Print all the records exactly, please.

(Collected data entries)
## BEGIN
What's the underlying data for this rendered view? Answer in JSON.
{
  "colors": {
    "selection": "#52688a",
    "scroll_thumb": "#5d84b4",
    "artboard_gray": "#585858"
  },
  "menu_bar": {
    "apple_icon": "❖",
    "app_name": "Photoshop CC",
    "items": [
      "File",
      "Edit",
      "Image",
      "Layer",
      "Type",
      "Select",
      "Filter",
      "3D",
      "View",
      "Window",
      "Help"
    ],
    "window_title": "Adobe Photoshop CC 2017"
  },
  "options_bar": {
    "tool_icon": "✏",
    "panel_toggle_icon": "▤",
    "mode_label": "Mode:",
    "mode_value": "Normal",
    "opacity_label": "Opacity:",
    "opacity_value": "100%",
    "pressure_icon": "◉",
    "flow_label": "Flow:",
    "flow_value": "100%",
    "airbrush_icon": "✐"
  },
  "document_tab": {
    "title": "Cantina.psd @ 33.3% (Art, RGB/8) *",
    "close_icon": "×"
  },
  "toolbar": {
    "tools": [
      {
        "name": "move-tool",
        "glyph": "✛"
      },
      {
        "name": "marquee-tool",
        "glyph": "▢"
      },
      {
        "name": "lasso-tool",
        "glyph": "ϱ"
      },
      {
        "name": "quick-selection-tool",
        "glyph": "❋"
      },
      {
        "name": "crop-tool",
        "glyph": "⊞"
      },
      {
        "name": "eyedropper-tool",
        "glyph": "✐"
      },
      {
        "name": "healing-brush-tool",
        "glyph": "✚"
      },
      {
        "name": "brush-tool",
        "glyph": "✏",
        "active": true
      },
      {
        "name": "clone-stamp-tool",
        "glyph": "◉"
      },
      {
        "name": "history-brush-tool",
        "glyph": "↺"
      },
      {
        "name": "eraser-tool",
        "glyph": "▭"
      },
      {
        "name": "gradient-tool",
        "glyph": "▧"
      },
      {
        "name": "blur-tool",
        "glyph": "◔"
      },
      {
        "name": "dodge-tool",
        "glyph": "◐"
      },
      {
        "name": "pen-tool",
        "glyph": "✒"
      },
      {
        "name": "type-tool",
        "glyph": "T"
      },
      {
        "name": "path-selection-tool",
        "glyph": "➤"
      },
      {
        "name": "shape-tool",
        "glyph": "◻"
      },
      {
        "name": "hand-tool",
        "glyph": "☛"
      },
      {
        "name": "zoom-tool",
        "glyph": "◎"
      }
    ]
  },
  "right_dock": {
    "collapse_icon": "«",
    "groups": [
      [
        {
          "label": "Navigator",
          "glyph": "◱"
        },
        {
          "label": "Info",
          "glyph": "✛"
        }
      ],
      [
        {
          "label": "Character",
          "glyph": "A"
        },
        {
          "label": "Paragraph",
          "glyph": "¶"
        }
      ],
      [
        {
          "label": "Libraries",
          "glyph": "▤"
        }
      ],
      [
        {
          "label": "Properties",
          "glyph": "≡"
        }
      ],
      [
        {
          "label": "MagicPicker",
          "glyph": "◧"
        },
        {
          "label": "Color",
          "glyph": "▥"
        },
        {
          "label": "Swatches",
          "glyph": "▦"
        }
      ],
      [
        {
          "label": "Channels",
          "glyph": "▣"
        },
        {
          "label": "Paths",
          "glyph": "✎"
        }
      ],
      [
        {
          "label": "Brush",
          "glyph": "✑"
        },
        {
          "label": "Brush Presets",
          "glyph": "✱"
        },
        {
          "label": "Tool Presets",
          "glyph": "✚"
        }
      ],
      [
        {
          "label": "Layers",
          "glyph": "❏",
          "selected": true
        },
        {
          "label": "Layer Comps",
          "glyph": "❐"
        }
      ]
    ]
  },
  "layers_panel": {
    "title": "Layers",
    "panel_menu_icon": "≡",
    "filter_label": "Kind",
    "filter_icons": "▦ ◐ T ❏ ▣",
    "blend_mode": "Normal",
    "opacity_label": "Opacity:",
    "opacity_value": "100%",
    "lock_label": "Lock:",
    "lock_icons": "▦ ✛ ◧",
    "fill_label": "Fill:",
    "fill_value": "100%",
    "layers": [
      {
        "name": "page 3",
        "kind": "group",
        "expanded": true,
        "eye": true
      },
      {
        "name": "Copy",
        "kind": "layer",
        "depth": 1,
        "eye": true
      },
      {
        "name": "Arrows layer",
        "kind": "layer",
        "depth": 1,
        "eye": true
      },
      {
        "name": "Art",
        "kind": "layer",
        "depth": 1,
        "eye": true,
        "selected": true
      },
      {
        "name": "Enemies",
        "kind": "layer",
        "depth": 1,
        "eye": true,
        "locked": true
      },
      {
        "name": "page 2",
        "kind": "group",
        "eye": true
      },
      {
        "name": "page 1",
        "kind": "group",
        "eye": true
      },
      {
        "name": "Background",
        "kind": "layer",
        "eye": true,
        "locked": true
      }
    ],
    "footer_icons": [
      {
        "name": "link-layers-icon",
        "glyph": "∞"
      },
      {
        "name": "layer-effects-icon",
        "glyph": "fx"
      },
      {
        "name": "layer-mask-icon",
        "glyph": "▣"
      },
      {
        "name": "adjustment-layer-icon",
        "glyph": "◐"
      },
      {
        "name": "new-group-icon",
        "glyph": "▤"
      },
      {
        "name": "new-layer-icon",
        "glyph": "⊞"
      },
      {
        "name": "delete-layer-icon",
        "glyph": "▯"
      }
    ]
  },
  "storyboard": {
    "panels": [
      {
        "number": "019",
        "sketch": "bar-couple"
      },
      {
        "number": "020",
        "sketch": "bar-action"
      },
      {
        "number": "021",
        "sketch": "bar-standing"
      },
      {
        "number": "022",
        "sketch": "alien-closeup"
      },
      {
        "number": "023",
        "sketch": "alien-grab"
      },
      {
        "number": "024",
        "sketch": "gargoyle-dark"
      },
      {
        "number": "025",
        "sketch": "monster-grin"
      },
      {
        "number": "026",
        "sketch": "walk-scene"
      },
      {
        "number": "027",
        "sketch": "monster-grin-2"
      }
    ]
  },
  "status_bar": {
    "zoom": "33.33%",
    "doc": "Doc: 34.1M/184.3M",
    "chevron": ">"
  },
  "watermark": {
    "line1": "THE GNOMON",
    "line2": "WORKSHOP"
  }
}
## END
TASK ANSWER:
What's the underlying data for this rendered view? Answer in JSON.
{
  "colors": {
    "selection": "#52688a",
    "scroll_thumb": "#5d84b4",
    "artboard_gray": "#585858"
  },
  "menu_bar": {
    "apple_icon": "❖",
    "app_name": "Photoshop CC",
    "items": [
      "File",
      "Edit",
      "Image",
      "Layer",
      "Type",
      "Select",
      "Filter",
      "3D",
      "View",
      "Window",
      "Help"
    ],
    "window_title": "Adobe Photoshop CC 2017"
  },
  "options_bar": {
    "tool_icon": "✏",
    "panel_toggle_icon": "▤",
    "mode_label": "Mode:",
    "mode_value": "Normal",
    "opacity_label": "Opacity:",
    "opacity_value": "100%",
    "pressure_icon": "◉",
    "flow_label": "Flow:",
    "flow_value": "100%",
    "airbrush_icon": "✐"
  },
  "document_tab": {
    "title": "Cantina.psd @ 33.3% (Art, RGB/8) *",
    "close_icon": "×"
  },
  "toolbar": {
    "tools": [
      {
        "name": "move-tool",
        "glyph": "✛"
      },
      {
        "name": "marquee-tool",
        "glyph": "▢"
      },
      {
        "name": "lasso-tool",
        "glyph": "ϱ"
      },
      {
        "name": "quick-selection-tool",
        "glyph": "❋"
      },
      {
        "name": "crop-tool",
        "glyph": "⊞"
      },
      {
        "name": "eyedropper-tool",
        "glyph": "✐"
      },
      {
        "name": "healing-brush-tool",
        "glyph": "✚"
      },
      {
        "name": "brush-tool",
        "glyph": "✏",
        "active": true
      },
      {
        "name": "clone-stamp-tool",
        "glyph": "◉"
      },
      {
        "name": "history-brush-tool",
        "glyph": "↺"
      },
      {
        "name": "eraser-tool",
        "glyph": "▭"
      },
      {
        "name": "gradient-tool",
        "glyph": "▧"
      },
      {
        "name": "blur-tool",
        "glyph": "◔"
      },
      {
        "name": "dodge-tool",
        "glyph": "◐"
      },
      {
        "name": "pen-tool",
        "glyph": "✒"
      },
      {
        "name": "type-tool",
        "glyph": "T"
      },
      {
        "name": "path-selection-tool",
        "glyph": "➤"
      },
      {
        "name": "shape-tool",
        "glyph": "◻"
      },
      {
        "name": "hand-tool",
        "glyph": "☛"
      },
      {
        "name": "zoom-tool",
        "glyph": "◎"
      }
    ]
  },
  "right_dock": {
    "collapse_icon": "«",
    "groups": [
      [
        {
          "label": "Navigator",
          "glyph": "◱"
        },
        {
          "label": "Info",
          "glyph": "✛"
        }
      ],
      [
        {
          "label": "Character",
          "glyph": "A"
        },
        {
          "label": "Paragraph",
          "glyph": "¶"
        }
      ],
      [
        {
          "label": "Libraries",
          "glyph": "▤"
        }
      ],
      [
        {
          "label": "Properties",
          "glyph": "≡"
        }
      ],
      [
        {
          "label": "MagicPicker",
          "glyph": "◧"
        },
        {
          "label": "Color",
          "glyph": "▥"
        },
        {
          "label": "Swatches",
          "glyph": "▦"
        }
      ],
      [
        {
          "label": "Channels",
          "glyph": "▣"
        },
        {
          "label": "Paths",
          "glyph": "✎"
        }
      ],
      [
        {
          "label": "Brush",
          "glyph": "✑"
        },
        {
          "label": "Brush Presets",
          "glyph": "✱"
        },
        {
          "label": "Tool Presets",
          "glyph": "✚"
        }
      ],
      [
        {
          "label": "Layers",
          "glyph": "❏",
          "selected": true
        },
        {
          "label": "Layer Comps",
          "glyph": "❐"
        }
      ]
    ]
  },
  "layers_panel": {
    "title": "Layers",
    "panel_menu_icon": "≡",
    "filter_label": "Kind",
    "filter_icons": "▦ ◐ T ❏ ▣",
    "blend_mode": "Normal",
    "opacity_label": "Opacity:",
    "opacity_value": "100%",
    "lock_label": "Lock:",
    "lock_icons": "▦ ✛ ◧",
    "fill_label": "Fill:",
    "fill_value": "100%",
    "layers": [
      {
        "name": "page 3",
        "kind": "group",
        "expanded": true,
        "eye": true
      },
      {
        "name": "Copy",
        "kind": "layer",
        "depth": 1,
        "eye": true
      },
      {
        "name": "Arrows layer",
        "kind": "layer",
        "depth": 1,
        "eye": true
      },
      {
        "name": "Art",
        "kind": "layer",
        "depth": 1,
        "eye": true,
        "selected": true
      },
      {
        "name": "Enemies",
        "kind": "layer",
        "depth": 1,
        "eye": true,
        "locked": true
      },
      {
        "name": "page 2",
        "kind": "group",
        "eye": true
      },
      {
        "name": "page 1",
        "kind": "group",
        "eye": true
      },
      {
        "name": "Background",
        "kind": "layer",
        "eye": true,
        "locked": true
      }
    ],
    "footer_icons": [
      {
        "name": "link-layers-icon",
        "glyph": "∞"
      },
      {
        "name": "layer-effects-icon",
        "glyph": "fx"
      },
      {
        "name": "layer-mask-icon",
        "glyph": "▣"
      },
      {
        "name": "adjustment-layer-icon",
        "glyph": "◐"
      },
      {
        "name": "new-group-icon",
        "glyph": "▤"
      },
      {
        "name": "new-layer-icon",
        "glyph": "⊞"
      },
      {
        "name": "delete-layer-icon",
        "glyph": "▯"
      }
    ]
  },
  "storyboard": {
    "panels": [
      {
        "number": "019",
        "sketch": "bar-couple"
      },
      {
        "number": "020",
        "sketch": "bar-action"
      },
      {
        "number": "021",
        "sketch": "bar-standing"
      },
      {
        "number": "022",
        "sketch": "alien-closeup"
      },
      {
        "number": "023",
        "sketch": "alien-grab"
      },
      {
        "number": "024",
        "sketch": "gargoyle-dark"
      },
      {
        "number": "025",
        "sketch": "monster-grin"
      },
      {
        "number": "026",
        "sketch": "walk-scene"
      },
      {
        "number": "027",
        "sketch": "monster-grin-2"
      }
    ]
  },
  "status_bar": {
    "zoom": "33.33%",
    "doc": "Doc: 34.1M/184.3M",
    "chevron": ">"
  },
  "watermark": {
    "line1": "THE GNOMON",
    "line2": "WORKSHOP"
  }
}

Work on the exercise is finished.